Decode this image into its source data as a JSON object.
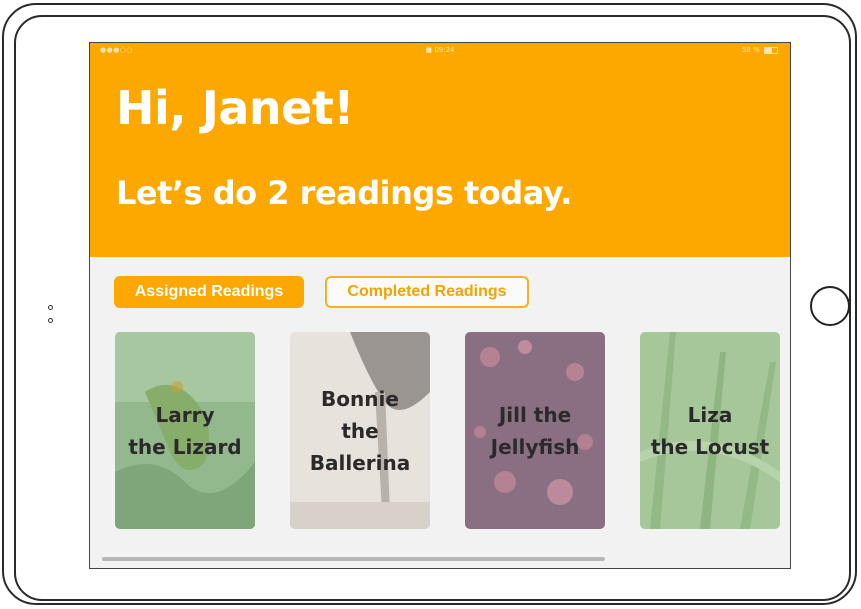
{
  "status_bar": {
    "signal": "●●●○○",
    "time": "09:24",
    "battery": "58 %",
    "battery_level": 0.58
  },
  "header": {
    "greeting": "Hi, Janet!",
    "subtitle": "Let’s do 2 readings today.",
    "background_color": "#fca800"
  },
  "tabs": [
    {
      "label": "Assigned Readings",
      "active": true
    },
    {
      "label": "Completed Readings",
      "active": false
    }
  ],
  "readings": [
    {
      "title": "Larry\nthe Lizard",
      "image": "lizard-photo"
    },
    {
      "title": "Bonnie\nthe\nBallerina",
      "image": "ballerina-photo"
    },
    {
      "title": "Jill the\nJellyfish",
      "image": "jellyfish-photo"
    },
    {
      "title": "Liza\nthe Locust",
      "image": "grass-photo"
    }
  ],
  "colors": {
    "accent": "#fca800",
    "card_text": "#2a2a2a",
    "screen_background": "#f2f2f2"
  }
}
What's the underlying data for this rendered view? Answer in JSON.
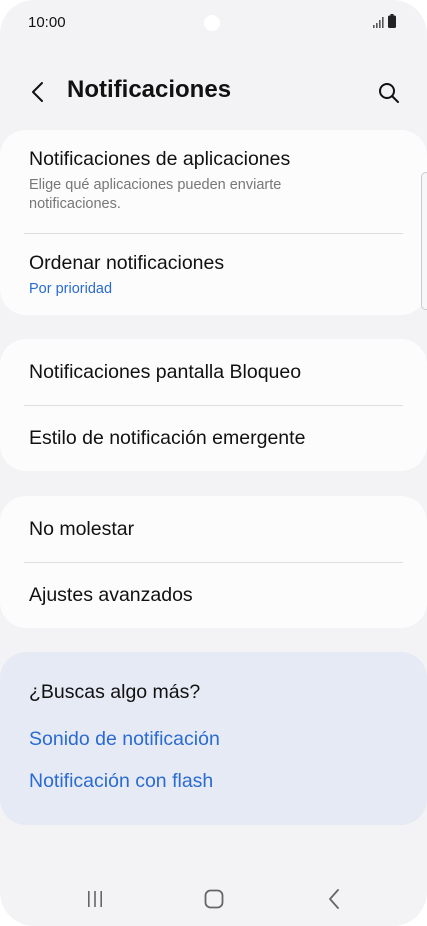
{
  "status_bar": {
    "time": "10:00"
  },
  "header": {
    "title": "Notificaciones",
    "back_icon": "chevron-left-icon",
    "search_icon": "search-icon"
  },
  "sections": {
    "app_notifications": {
      "title": "Notificaciones de aplicaciones",
      "subtitle": "Elige qué aplicaciones pueden enviarte notificaciones."
    },
    "order_notifications": {
      "title": "Ordenar notificaciones",
      "value": "Por prioridad"
    },
    "lock_screen": {
      "title": "Notificaciones pantalla Bloqueo"
    },
    "popup_style": {
      "title": "Estilo de notificación emergente"
    },
    "do_not_disturb": {
      "title": "No molestar"
    },
    "advanced": {
      "title": "Ajustes avanzados"
    }
  },
  "suggestions": {
    "title": "¿Buscas algo más?",
    "links": [
      "Sonido de notificación",
      "Notificación con flash"
    ]
  },
  "nav_bar": {
    "icons": [
      "recent-apps-icon",
      "home-icon",
      "back-icon"
    ]
  },
  "colors": {
    "accent": "#2a6bd1",
    "background": "#f3f3f6",
    "card": "#fcfcfd",
    "suggestion_card": "#e6eaf5"
  }
}
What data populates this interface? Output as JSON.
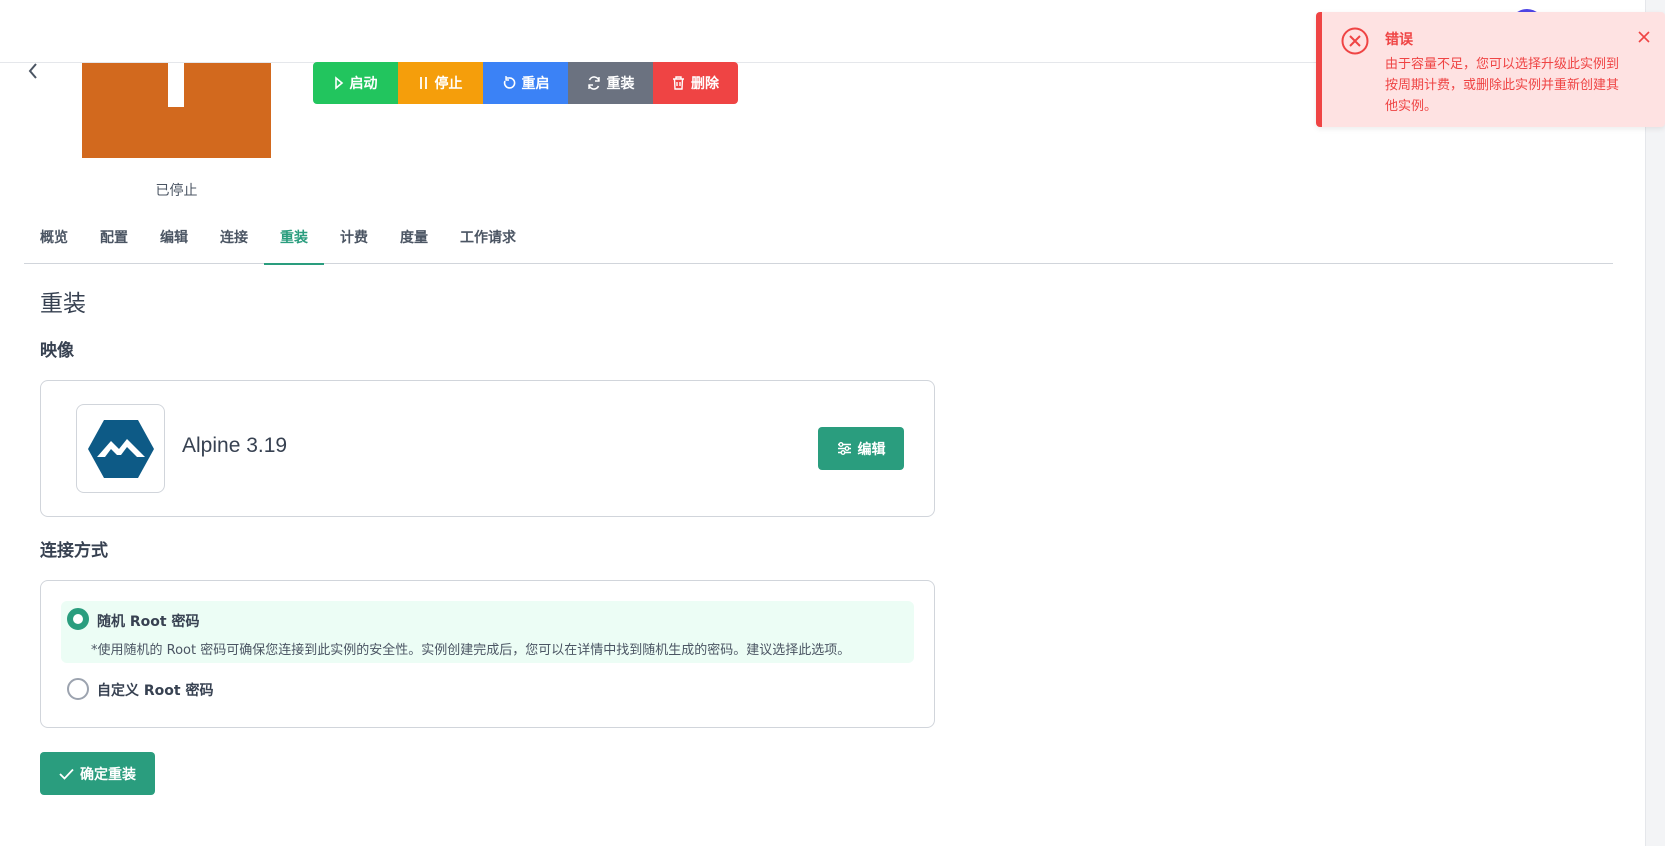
{
  "instance": {
    "status": "已停止"
  },
  "actions": {
    "start": "启动",
    "stop": "停止",
    "restart": "重启",
    "reinstall": "重装",
    "delete": "删除"
  },
  "tabs": [
    {
      "label": "概览"
    },
    {
      "label": "配置"
    },
    {
      "label": "编辑"
    },
    {
      "label": "连接"
    },
    {
      "label": "重装",
      "active": true
    },
    {
      "label": "计费"
    },
    {
      "label": "度量"
    },
    {
      "label": "工作请求"
    }
  ],
  "reinstall": {
    "title": "重装",
    "image_section": "映像",
    "image_name": "Alpine 3.19",
    "image_logo": "alpine-linux-logo",
    "edit_label": "编辑",
    "connection_section": "连接方式",
    "options": [
      {
        "label": "随机 Root 密码",
        "description": "*使用随机的 Root 密码可确保您连接到此实例的安全性。实例创建完成后，您可以在详情中找到随机生成的密码。建议选择此选项。",
        "selected": true
      },
      {
        "label": "自定义 Root 密码",
        "selected": false
      }
    ],
    "confirm_label": "确定重装"
  },
  "toast": {
    "title": "错误",
    "message": "由于容量不足，您可以选择升级此实例到按周期计费，或删除此实例并重新创建其他实例。"
  },
  "colors": {
    "primary": "#2a9d7e",
    "start": "#22c55e",
    "stop": "#f59e0b",
    "restart": "#3b82f6",
    "reinstall": "#6b7280",
    "delete": "#ef4444",
    "error": "#ef4444",
    "thumbnail": "#d2691e"
  }
}
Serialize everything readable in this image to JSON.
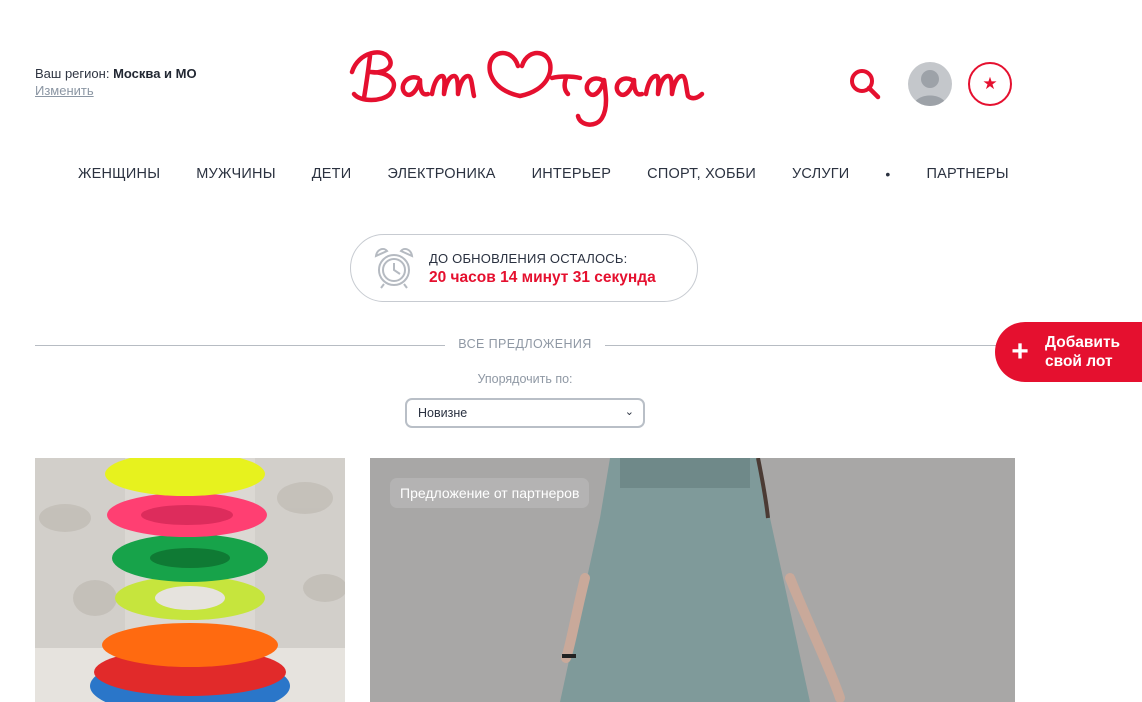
{
  "header": {
    "region_prefix": "Ваш регион:",
    "region_name": "Москва и МО",
    "change_link": "Изменить",
    "logo_text": "Вам Отдам",
    "brand_color": "#e5102f",
    "icons": [
      "search-icon",
      "user-icon",
      "star-icon"
    ]
  },
  "nav": {
    "items": [
      {
        "label": "ЖЕНЩИНЫ"
      },
      {
        "label": "МУЖЧИНЫ"
      },
      {
        "label": "ДЕТИ"
      },
      {
        "label": "ЭЛЕКТРОНИКА"
      },
      {
        "label": "ИНТЕРЬЕР"
      },
      {
        "label": "СПОРТ, ХОББИ"
      },
      {
        "label": "УСЛУГИ"
      },
      {
        "label": "•"
      },
      {
        "label": "ПАРТНЕРЫ"
      }
    ]
  },
  "timer": {
    "caption": "ДО ОБНОВЛЕНИЯ ОСТАЛОСЬ:",
    "value": "20 часов 14 минут 31 секунда"
  },
  "section": {
    "title": "ВСЕ ПРЕДЛОЖЕНИЯ"
  },
  "sort": {
    "label": "Упорядочить по:",
    "selected": "Новизне"
  },
  "add_lot": {
    "line1": "Добавить",
    "line2": "свой лот"
  },
  "cards": [
    {
      "image": "stacking-rings-toy-photo"
    },
    {
      "image": "blue-dress-photo",
      "badge": "Предложение от партнеров"
    }
  ]
}
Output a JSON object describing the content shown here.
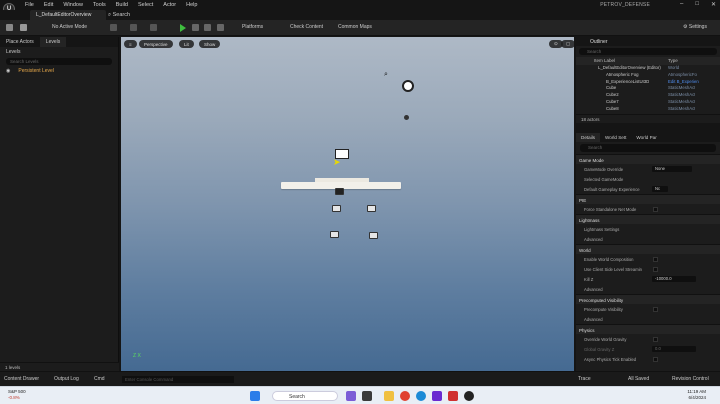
{
  "menubar": {
    "logo": "U",
    "menus": [
      "File",
      "Edit",
      "Window",
      "Tools",
      "Build",
      "Select",
      "Actor",
      "Help"
    ],
    "project": "PETROV_DEFENSE"
  },
  "tabs": {
    "level_tab": "L_DefaultEditorOverview",
    "search": "Search"
  },
  "toolbar": {
    "active_mode": "No Active Mode",
    "platforms": "Platforms",
    "check_content": "Check Content",
    "common_maps": "Common Maps",
    "settings": "Settings"
  },
  "left_panel": {
    "tabs": [
      "Place Actors",
      "Levels"
    ],
    "levels_dropdown": "Levels",
    "search_placeholder": "Search Levels",
    "persistent_level": "Persistent Level",
    "footer": "1 levels"
  },
  "viewport": {
    "perspective": "Perspective",
    "lit": "Lit",
    "show": "Show",
    "axis": "Z X"
  },
  "outliner": {
    "title": "Outliner",
    "search_placeholder": "Search",
    "col_label": "Item Label",
    "col_type": "Type",
    "rows": [
      {
        "label": "L_DefaultEditorOverview (Editor)",
        "type": "World"
      },
      {
        "label": "Atmospheric Fog",
        "type": "AtmosphericFo"
      },
      {
        "label": "B_ExperienceListUI3D",
        "type": "Edit B_Experien"
      },
      {
        "label": "Cube",
        "type": "StaticMeshAct"
      },
      {
        "label": "Cube2",
        "type": "StaticMeshAct"
      },
      {
        "label": "Cube7",
        "type": "StaticMeshAct"
      },
      {
        "label": "Cube8",
        "type": "StaticMeshAct"
      }
    ],
    "footer": "18 actors"
  },
  "details": {
    "tabs": [
      "Details",
      "World Sett",
      "World Par"
    ],
    "search_placeholder": "Search",
    "sections": [
      {
        "title": "Game Mode",
        "props": [
          {
            "label": "GameMode Override",
            "value": "None"
          },
          {
            "label": "Selected GameMode",
            "value": ""
          },
          {
            "label": "Default Gameplay Experience",
            "value": "Nc"
          }
        ]
      },
      {
        "title": "PIE",
        "props": [
          {
            "label": "Force Standalone Net Mode",
            "value": ""
          }
        ]
      },
      {
        "title": "Lightmass",
        "props": [
          {
            "label": "Lightmass Settings",
            "value": ""
          },
          {
            "label": "Advanced",
            "value": ""
          }
        ]
      },
      {
        "title": "World",
        "props": [
          {
            "label": "Enable World Composition",
            "value": ""
          },
          {
            "label": "Use Client Side Level Streamin",
            "value": ""
          },
          {
            "label": "Kill Z",
            "value": "-10000.0"
          },
          {
            "label": "Advanced",
            "value": ""
          }
        ]
      },
      {
        "title": "Precomputed Visibility",
        "props": [
          {
            "label": "Precompute Visibility",
            "value": ""
          },
          {
            "label": "Advanced",
            "value": ""
          }
        ]
      },
      {
        "title": "Physics",
        "props": [
          {
            "label": "Override World Gravity",
            "value": ""
          },
          {
            "label": "Global Gravity Z",
            "value": "0.0"
          },
          {
            "label": "Async Physics Tick Enabled",
            "value": ""
          }
        ]
      }
    ]
  },
  "statusbar": {
    "content_drawer": "Content Drawer",
    "output_log": "Output Log",
    "cmd": "Cmd",
    "cmd_placeholder": "Enter Console Command",
    "trace": "Trace",
    "all_saved": "All Saved",
    "revision_control": "Revision Control"
  },
  "taskbar": {
    "stock_name": "S&P 500",
    "stock_change": "-0.8%",
    "search": "Search",
    "time": "11:19 AM",
    "date": "6/4/2024"
  },
  "colors": {
    "accent": "#4f8ef0",
    "play": "#3fbf3f",
    "level": "#e6a84a"
  }
}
*****
_Problem_
Find every line in the records that contains the word "reinstall"; copy those lines.

_Completed task_
    "reinstall": "重装",
  "reinstall": {
    "reinstall": "#6b7280",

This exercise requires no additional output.